▶ **What you need to do**: Write out all of the entries exactly as given.

▶ **Data provided**:
▶
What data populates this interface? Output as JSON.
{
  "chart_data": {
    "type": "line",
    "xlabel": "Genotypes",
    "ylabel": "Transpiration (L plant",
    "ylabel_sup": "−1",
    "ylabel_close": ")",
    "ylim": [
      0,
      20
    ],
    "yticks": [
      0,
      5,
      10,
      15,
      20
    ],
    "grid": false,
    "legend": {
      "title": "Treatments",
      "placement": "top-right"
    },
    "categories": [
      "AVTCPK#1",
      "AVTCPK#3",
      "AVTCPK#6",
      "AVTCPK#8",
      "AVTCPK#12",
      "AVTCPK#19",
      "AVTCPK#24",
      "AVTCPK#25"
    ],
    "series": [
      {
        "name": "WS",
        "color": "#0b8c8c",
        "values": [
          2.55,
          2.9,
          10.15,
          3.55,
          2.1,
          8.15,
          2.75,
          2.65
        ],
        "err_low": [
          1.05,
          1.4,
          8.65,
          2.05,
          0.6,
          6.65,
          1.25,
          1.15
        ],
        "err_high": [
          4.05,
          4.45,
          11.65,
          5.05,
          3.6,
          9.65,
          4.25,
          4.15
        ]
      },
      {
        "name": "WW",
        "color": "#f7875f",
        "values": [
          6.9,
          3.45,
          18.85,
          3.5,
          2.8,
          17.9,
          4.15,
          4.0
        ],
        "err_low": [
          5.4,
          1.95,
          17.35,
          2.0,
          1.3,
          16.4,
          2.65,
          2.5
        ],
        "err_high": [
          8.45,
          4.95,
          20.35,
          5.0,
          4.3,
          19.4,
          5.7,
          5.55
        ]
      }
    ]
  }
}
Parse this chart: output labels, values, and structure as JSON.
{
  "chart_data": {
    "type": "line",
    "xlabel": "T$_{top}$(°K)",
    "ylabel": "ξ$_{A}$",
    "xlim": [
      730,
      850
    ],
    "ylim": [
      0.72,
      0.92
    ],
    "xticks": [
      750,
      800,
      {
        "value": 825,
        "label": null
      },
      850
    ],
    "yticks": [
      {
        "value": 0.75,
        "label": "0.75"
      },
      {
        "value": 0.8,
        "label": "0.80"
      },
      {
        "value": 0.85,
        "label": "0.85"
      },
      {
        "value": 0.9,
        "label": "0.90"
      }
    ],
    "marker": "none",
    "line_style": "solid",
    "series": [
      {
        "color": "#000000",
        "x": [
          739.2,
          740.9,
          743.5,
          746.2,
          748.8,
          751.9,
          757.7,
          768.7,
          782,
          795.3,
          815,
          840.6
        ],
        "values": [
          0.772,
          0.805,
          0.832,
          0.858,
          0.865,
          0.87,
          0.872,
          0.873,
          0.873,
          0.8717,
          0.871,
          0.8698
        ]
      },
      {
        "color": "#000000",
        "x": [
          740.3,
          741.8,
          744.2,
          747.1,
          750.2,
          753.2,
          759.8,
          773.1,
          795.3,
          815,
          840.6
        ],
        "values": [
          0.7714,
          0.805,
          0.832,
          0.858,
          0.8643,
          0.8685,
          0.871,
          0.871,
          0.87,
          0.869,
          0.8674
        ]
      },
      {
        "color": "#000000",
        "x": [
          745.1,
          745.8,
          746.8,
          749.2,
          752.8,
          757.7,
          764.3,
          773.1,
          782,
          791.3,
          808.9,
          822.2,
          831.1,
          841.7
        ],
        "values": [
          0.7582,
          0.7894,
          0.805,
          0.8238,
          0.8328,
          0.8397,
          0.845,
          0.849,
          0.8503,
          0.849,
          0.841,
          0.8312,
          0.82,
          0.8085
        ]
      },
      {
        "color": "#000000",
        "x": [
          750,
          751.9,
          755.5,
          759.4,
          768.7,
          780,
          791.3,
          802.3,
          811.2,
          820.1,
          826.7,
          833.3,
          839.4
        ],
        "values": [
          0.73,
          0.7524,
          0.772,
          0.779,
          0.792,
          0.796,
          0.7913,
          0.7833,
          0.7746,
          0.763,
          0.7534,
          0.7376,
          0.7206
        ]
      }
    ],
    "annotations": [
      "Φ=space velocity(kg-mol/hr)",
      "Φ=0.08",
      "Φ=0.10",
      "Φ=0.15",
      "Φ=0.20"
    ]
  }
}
◀
▶ **The result**:
What data populates this interface? Output as JSON.
{
  "chart_data": {
    "type": "line",
    "xlabel": "Genotypes",
    "ylabel": "Transpiration (L plant",
    "ylabel_sup": "−1",
    "ylabel_close": ")",
    "ylim": [
      0,
      20
    ],
    "yticks": [
      0,
      5,
      10,
      15,
      20
    ],
    "grid": false,
    "legend": {
      "title": "Treatments",
      "placement": "top-right"
    },
    "categories": [
      "AVTCPK#1",
      "AVTCPK#3",
      "AVTCPK#6",
      "AVTCPK#8",
      "AVTCPK#12",
      "AVTCPK#19",
      "AVTCPK#24",
      "AVTCPK#25"
    ],
    "series": [
      {
        "name": "WS",
        "color": "#0b8c8c",
        "values": [
          2.55,
          2.9,
          10.15,
          3.55,
          2.1,
          8.15,
          2.75,
          2.65
        ],
        "err_low": [
          1.05,
          1.4,
          8.65,
          2.05,
          0.6,
          6.65,
          1.25,
          1.15
        ],
        "err_high": [
          4.05,
          4.45,
          11.65,
          5.05,
          3.6,
          9.65,
          4.25,
          4.15
        ]
      },
      {
        "name": "WW",
        "color": "#f7875f",
        "values": [
          6.9,
          3.45,
          18.85,
          3.5,
          2.8,
          17.9,
          4.15,
          4.0
        ],
        "err_low": [
          5.4,
          1.95,
          17.35,
          2.0,
          1.3,
          16.4,
          2.65,
          2.5
        ],
        "err_high": [
          8.45,
          4.95,
          20.35,
          5.0,
          4.3,
          19.4,
          5.7,
          5.55
        ]
      }
    ]
  }
}
Parse this chart: output labels, values, and structure as JSON.
{
  "chart_data": {
    "type": "line",
    "xlabel": "T$_{top}$(°K)",
    "ylabel": "ξ$_{A}$",
    "xlim": [
      730,
      850
    ],
    "ylim": [
      0.72,
      0.92
    ],
    "xticks": [
      750,
      800,
      {
        "value": 825,
        "label": null
      },
      850
    ],
    "yticks": [
      {
        "value": 0.75,
        "label": "0.75"
      },
      {
        "value": 0.8,
        "label": "0.80"
      },
      {
        "value": 0.85,
        "label": "0.85"
      },
      {
        "value": 0.9,
        "label": "0.90"
      }
    ],
    "marker": "none",
    "line_style": "solid",
    "series": [
      {
        "color": "#000000",
        "x": [
          739.2,
          740.9,
          743.5,
          746.2,
          748.8,
          751.9,
          757.7,
          768.7,
          782,
          795.3,
          815,
          840.6
        ],
        "values": [
          0.772,
          0.805,
          0.832,
          0.858,
          0.865,
          0.87,
          0.872,
          0.873,
          0.873,
          0.8717,
          0.871,
          0.8698
        ]
      },
      {
        "color": "#000000",
        "x": [
          740.3,
          741.8,
          744.2,
          747.1,
          750.2,
          753.2,
          759.8,
          773.1,
          795.3,
          815,
          840.6
        ],
        "values": [
          0.7714,
          0.805,
          0.832,
          0.858,
          0.8643,
          0.8685,
          0.871,
          0.871,
          0.87,
          0.869,
          0.8674
        ]
      },
      {
        "color": "#000000",
        "x": [
          745.1,
          745.8,
          746.8,
          749.2,
          752.8,
          757.7,
          764.3,
          773.1,
          782,
          791.3,
          808.9,
          822.2,
          831.1,
          841.7
        ],
        "values": [
          0.7582,
          0.7894,
          0.805,
          0.8238,
          0.8328,
          0.8397,
          0.845,
          0.849,
          0.8503,
          0.849,
          0.841,
          0.8312,
          0.82,
          0.8085
        ]
      },
      {
        "color": "#000000",
        "x": [
          750,
          751.9,
          755.5,
          759.4,
          768.7,
          780,
          791.3,
          802.3,
          811.2,
          820.1,
          826.7,
          833.3,
          839.4
        ],
        "values": [
          0.73,
          0.7524,
          0.772,
          0.779,
          0.792,
          0.796,
          0.7913,
          0.7833,
          0.7746,
          0.763,
          0.7534,
          0.7376,
          0.7206
        ]
      }
    ],
    "annotations": [
      "Φ=space velocity(kg-mol/hr)",
      "Φ=0.08",
      "Φ=0.10",
      "Φ=0.15",
      "Φ=0.20"
    ]
  }
}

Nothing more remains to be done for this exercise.